[Written exercise]
Repeat the records below exactly.

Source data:
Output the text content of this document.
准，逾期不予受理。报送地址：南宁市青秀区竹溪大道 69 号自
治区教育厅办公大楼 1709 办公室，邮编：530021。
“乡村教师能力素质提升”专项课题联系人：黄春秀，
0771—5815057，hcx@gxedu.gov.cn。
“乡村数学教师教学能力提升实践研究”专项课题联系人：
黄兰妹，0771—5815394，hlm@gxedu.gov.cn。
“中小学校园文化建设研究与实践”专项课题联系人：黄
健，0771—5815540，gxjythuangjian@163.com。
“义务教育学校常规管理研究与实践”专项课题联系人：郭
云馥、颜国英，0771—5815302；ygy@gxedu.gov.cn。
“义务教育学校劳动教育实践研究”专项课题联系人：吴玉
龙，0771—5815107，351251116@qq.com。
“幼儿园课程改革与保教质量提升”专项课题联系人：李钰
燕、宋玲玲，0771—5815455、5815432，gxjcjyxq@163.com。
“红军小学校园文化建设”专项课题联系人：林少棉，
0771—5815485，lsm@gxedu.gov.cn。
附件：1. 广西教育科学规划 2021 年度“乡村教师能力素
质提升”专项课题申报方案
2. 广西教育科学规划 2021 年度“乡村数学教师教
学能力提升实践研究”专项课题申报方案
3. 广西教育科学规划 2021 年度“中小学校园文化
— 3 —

[Answer to the task]
Output the text content of this document.
准，逾期不予受理。报送地址：南宁市青秀区竹溪大道 69 号自
治区教育厅办公大楼 1709 办公室，邮编：530021。
“乡村教师能力素质提升”专项课题联系人：黄春秀，
0771—5815057，hcx@gxedu.gov.cn。
“乡村数学教师教学能力提升实践研究”专项课题联系人：
黄兰妹，0771—5815394，hlm@gxedu.gov.cn。
“中小学校园文化建设研究与实践”专项课题联系人：黄
健，0771—5815540，gxjythuangjian@163.com。
“义务教育学校常规管理研究与实践”专项课题联系人：郭
云馥、颜国英，0771—5815302；ygy@gxedu.gov.cn。
“义务教育学校劳动教育实践研究”专项课题联系人：吴玉
龙，0771—5815107，351251116@qq.com。
“幼儿园课程改革与保教质量提升”专项课题联系人：李钰
燕、宋玲玲，0771—5815455、5815432，gxjcjyxq@163.com。
“红军小学校园文化建设”专项课题联系人：林少棉，
0771—5815485，lsm@gxedu.gov.cn。
附件：1. 广西教育科学规划 2021 年度“乡村教师能力素
质提升”专项课题申报方案
2. 广西教育科学规划 2021 年度“乡村数学教师教
学能力提升实践研究”专项课题申报方案
3. 广西教育科学规划 2021 年度“中小学校园文化
— 3 —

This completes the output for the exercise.